EXERCISE DETAILS: Transcribe the records that follow, preserving every word.

Data excerpts:
◇ ◇ ◇ ◇

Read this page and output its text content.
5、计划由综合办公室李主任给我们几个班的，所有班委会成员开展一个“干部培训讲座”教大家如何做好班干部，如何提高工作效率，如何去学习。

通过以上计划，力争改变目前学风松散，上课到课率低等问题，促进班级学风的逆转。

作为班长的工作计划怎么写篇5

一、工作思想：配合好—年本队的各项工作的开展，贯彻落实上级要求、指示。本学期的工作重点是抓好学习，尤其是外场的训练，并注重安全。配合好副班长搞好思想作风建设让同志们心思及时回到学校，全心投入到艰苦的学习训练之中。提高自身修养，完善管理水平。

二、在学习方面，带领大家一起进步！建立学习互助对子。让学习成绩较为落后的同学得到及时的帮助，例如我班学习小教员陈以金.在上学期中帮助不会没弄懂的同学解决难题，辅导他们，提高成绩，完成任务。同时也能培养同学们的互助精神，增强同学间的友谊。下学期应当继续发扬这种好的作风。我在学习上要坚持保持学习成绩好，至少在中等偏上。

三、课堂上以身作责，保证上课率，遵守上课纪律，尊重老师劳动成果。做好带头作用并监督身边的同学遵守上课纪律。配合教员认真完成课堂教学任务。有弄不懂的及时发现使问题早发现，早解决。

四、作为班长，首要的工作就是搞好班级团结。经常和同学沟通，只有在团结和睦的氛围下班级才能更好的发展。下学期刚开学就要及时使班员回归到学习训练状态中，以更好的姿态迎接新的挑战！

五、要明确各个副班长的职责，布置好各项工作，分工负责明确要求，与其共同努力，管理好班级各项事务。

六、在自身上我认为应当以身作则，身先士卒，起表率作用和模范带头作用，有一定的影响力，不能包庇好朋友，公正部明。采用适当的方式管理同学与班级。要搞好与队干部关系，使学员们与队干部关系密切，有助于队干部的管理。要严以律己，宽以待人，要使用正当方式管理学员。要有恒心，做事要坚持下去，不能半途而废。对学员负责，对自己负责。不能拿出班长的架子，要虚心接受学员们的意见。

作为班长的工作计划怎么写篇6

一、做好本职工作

◇ ◇ ◇ ◇

IN RESPONSE:
Read this page and output its text content.
5、计划由综合办公室李主任给我们几个班的，所有班委会成员开展一个“干部培训讲座”教大家如何做好班干部，如何提高工作效率，如何去学习。

通过以上计划，力争改变目前学风松散，上课到课率低等问题，促进班级学风的逆转。

作为班长的工作计划怎么写篇5

一、工作思想：配合好—年本队的各项工作的开展，贯彻落实上级要求、指示。本学期的工作重点是抓好学习，尤其是外场的训练，并注重安全。配合好副班长搞好思想作风建设让同志们心思及时回到学校，全心投入到艰苦的学习训练之中。提高自身修养，完善管理水平。

二、在学习方面，带领大家一起进步！建立学习互助对子。让学习成绩较为落后的同学得到及时的帮助，例如我班学习小教员陈以金.在上学期中帮助不会没弄懂的同学解决难题，辅导他们，提高成绩，完成任务。同时也能培养同学们的互助精神，增强同学间的友谊。下学期应当继续发扬这种好的作风。我在学习上要坚持保持学习成绩好，至少在中等偏上。

三、课堂上以身作责，保证上课率，遵守上课纪律，尊重老师劳动成果。做好带头作用并监督身边的同学遵守上课纪律。配合教员认真完成课堂教学任务。有弄不懂的及时发现使问题早发现，早解决。

四、作为班长，首要的工作就是搞好班级团结。经常和同学沟通，只有在团结和睦的氛围下班级才能更好的发展。下学期刚开学就要及时使班员回归到学习训练状态中，以更好的姿态迎接新的挑战！

五、要明确各个副班长的职责，布置好各项工作，分工负责明确要求，与其共同努力，管理好班级各项事务。

六、在自身上我认为应当以身作则，身先士卒，起表率作用和模范带头作用，有一定的影响力，不能包庇好朋友，公正部明。采用适当的方式管理同学与班级。要搞好与队干部关系，使学员们与队干部关系密切，有助于队干部的管理。要严以律己，宽以待人，要使用正当方式管理学员。要有恒心，做事要坚持下去，不能半途而废。对学员负责，对自己负责。不能拿出班长的架子，要虚心接受学员们的意见。

作为班长的工作计划怎么写篇6

一、做好本职工作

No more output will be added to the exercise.